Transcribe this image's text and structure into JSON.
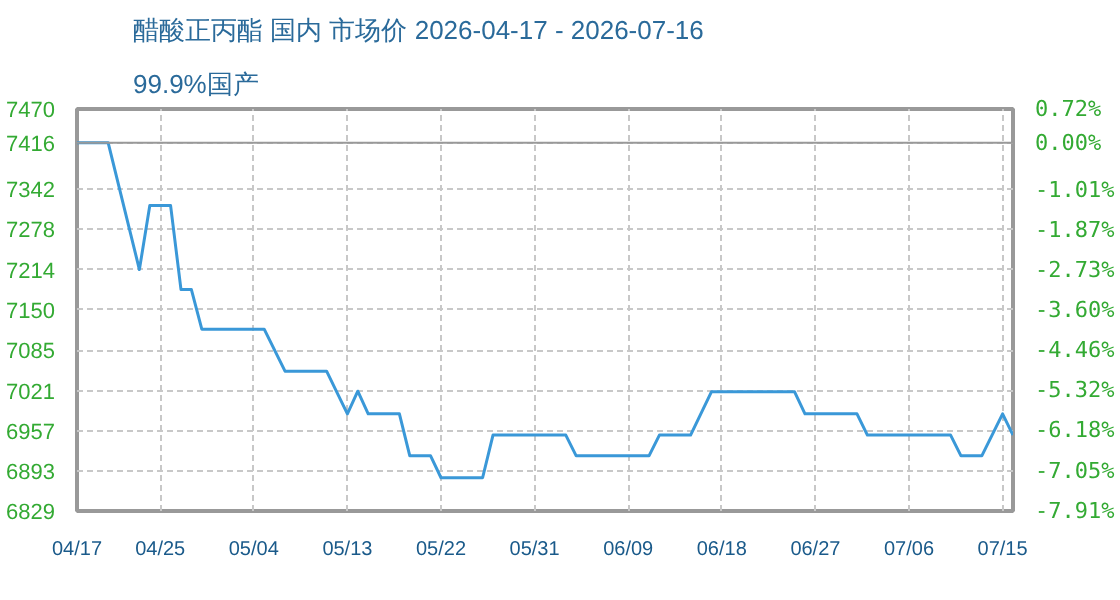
{
  "chart_data": {
    "type": "line",
    "title": "醋酸正丙酯 国内 市场价 2026-04-17 - 2026-07-16",
    "subtitle": "99.9%国产",
    "x": [
      "2026-04-17",
      "2026-04-20",
      "2026-04-23",
      "2026-04-24",
      "2026-04-26",
      "2026-04-27",
      "2026-04-28",
      "2026-04-29",
      "2026-05-05",
      "2026-05-07",
      "2026-05-11",
      "2026-05-13",
      "2026-05-14",
      "2026-05-15",
      "2026-05-18",
      "2026-05-19",
      "2026-05-21",
      "2026-05-22",
      "2026-05-26",
      "2026-05-27",
      "2026-06-03",
      "2026-06-04",
      "2026-06-11",
      "2026-06-12",
      "2026-06-15",
      "2026-06-17",
      "2026-06-25",
      "2026-06-26",
      "2026-07-01",
      "2026-07-02",
      "2026-07-10",
      "2026-07-11",
      "2026-07-13",
      "2026-07-15",
      "2026-07-16"
    ],
    "series": [
      {
        "color": "#3a98d8",
        "values": [
          7416,
          7416,
          7214,
          7316,
          7316,
          7182,
          7182,
          7119,
          7119,
          7052,
          7052,
          6984,
          7020,
          6984,
          6984,
          6917,
          6917,
          6882,
          6882,
          6950,
          6950,
          6917,
          6917,
          6950,
          6950,
          7019,
          7019,
          6984,
          6984,
          6950,
          6950,
          6917,
          6917,
          6984,
          6950
        ]
      }
    ],
    "xlim": [
      "2026-04-17",
      "2026-07-16"
    ],
    "xticks": [
      {
        "value": "2026-04-17",
        "label": "04/17"
      },
      {
        "value": "2026-04-25",
        "label": "04/25"
      },
      {
        "value": "2026-05-04",
        "label": "05/04"
      },
      {
        "value": "2026-05-13",
        "label": "05/13"
      },
      {
        "value": "2026-05-22",
        "label": "05/22"
      },
      {
        "value": "2026-05-31",
        "label": "05/31"
      },
      {
        "value": "2026-06-09",
        "label": "06/09"
      },
      {
        "value": "2026-06-18",
        "label": "06/18"
      },
      {
        "value": "2026-06-27",
        "label": "06/27"
      },
      {
        "value": "2026-07-06",
        "label": "07/06"
      },
      {
        "value": "2026-07-15",
        "label": "07/15"
      }
    ],
    "ylim": [
      6829,
      7470
    ],
    "yticks": [
      6829,
      6893,
      6957,
      7021,
      7085,
      7150,
      7214,
      7278,
      7342,
      7416,
      7470
    ],
    "y2lim": [
      -7.91,
      0.72
    ],
    "y2ticks": [
      {
        "value": -7.91,
        "label": "-7.91%"
      },
      {
        "value": -7.05,
        "label": "-7.05%"
      },
      {
        "value": -6.18,
        "label": "-6.18%"
      },
      {
        "value": -5.32,
        "label": "-5.32%"
      },
      {
        "value": -4.46,
        "label": "-4.46%"
      },
      {
        "value": -3.6,
        "label": "-3.60%"
      },
      {
        "value": -2.73,
        "label": "-2.73%"
      },
      {
        "value": -1.87,
        "label": "-1.87%"
      },
      {
        "value": -1.01,
        "label": "-1.01%"
      },
      {
        "value": 0,
        "label": "0.00%"
      },
      {
        "value": 0.72,
        "label": "0.72%"
      }
    ],
    "grid": true,
    "line_style": "solid",
    "marker": "none"
  }
}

→ Requirement: Every entry must be transcribed exactly. Pictures do not belong in the copy.

→ Exercise solution:
Transcribe this image's text and structure into JSON.
{
  "chart_data": {
    "type": "line",
    "title": "醋酸正丙酯 国内 市场价 2026-04-17 - 2026-07-16",
    "subtitle": "99.9%国产",
    "x": [
      "2026-04-17",
      "2026-04-20",
      "2026-04-23",
      "2026-04-24",
      "2026-04-26",
      "2026-04-27",
      "2026-04-28",
      "2026-04-29",
      "2026-05-05",
      "2026-05-07",
      "2026-05-11",
      "2026-05-13",
      "2026-05-14",
      "2026-05-15",
      "2026-05-18",
      "2026-05-19",
      "2026-05-21",
      "2026-05-22",
      "2026-05-26",
      "2026-05-27",
      "2026-06-03",
      "2026-06-04",
      "2026-06-11",
      "2026-06-12",
      "2026-06-15",
      "2026-06-17",
      "2026-06-25",
      "2026-06-26",
      "2026-07-01",
      "2026-07-02",
      "2026-07-10",
      "2026-07-11",
      "2026-07-13",
      "2026-07-15",
      "2026-07-16"
    ],
    "series": [
      {
        "color": "#3a98d8",
        "values": [
          7416,
          7416,
          7214,
          7316,
          7316,
          7182,
          7182,
          7119,
          7119,
          7052,
          7052,
          6984,
          7020,
          6984,
          6984,
          6917,
          6917,
          6882,
          6882,
          6950,
          6950,
          6917,
          6917,
          6950,
          6950,
          7019,
          7019,
          6984,
          6984,
          6950,
          6950,
          6917,
          6917,
          6984,
          6950
        ]
      }
    ],
    "xlim": [
      "2026-04-17",
      "2026-07-16"
    ],
    "xticks": [
      {
        "value": "2026-04-17",
        "label": "04/17"
      },
      {
        "value": "2026-04-25",
        "label": "04/25"
      },
      {
        "value": "2026-05-04",
        "label": "05/04"
      },
      {
        "value": "2026-05-13",
        "label": "05/13"
      },
      {
        "value": "2026-05-22",
        "label": "05/22"
      },
      {
        "value": "2026-05-31",
        "label": "05/31"
      },
      {
        "value": "2026-06-09",
        "label": "06/09"
      },
      {
        "value": "2026-06-18",
        "label": "06/18"
      },
      {
        "value": "2026-06-27",
        "label": "06/27"
      },
      {
        "value": "2026-07-06",
        "label": "07/06"
      },
      {
        "value": "2026-07-15",
        "label": "07/15"
      }
    ],
    "ylim": [
      6829,
      7470
    ],
    "yticks": [
      6829,
      6893,
      6957,
      7021,
      7085,
      7150,
      7214,
      7278,
      7342,
      7416,
      7470
    ],
    "y2lim": [
      -7.91,
      0.72
    ],
    "y2ticks": [
      {
        "value": -7.91,
        "label": "-7.91%"
      },
      {
        "value": -7.05,
        "label": "-7.05%"
      },
      {
        "value": -6.18,
        "label": "-6.18%"
      },
      {
        "value": -5.32,
        "label": "-5.32%"
      },
      {
        "value": -4.46,
        "label": "-4.46%"
      },
      {
        "value": -3.6,
        "label": "-3.60%"
      },
      {
        "value": -2.73,
        "label": "-2.73%"
      },
      {
        "value": -1.87,
        "label": "-1.87%"
      },
      {
        "value": -1.01,
        "label": "-1.01%"
      },
      {
        "value": 0,
        "label": "0.00%"
      },
      {
        "value": 0.72,
        "label": "0.72%"
      }
    ],
    "grid": true,
    "line_style": "solid",
    "marker": "none"
  }
}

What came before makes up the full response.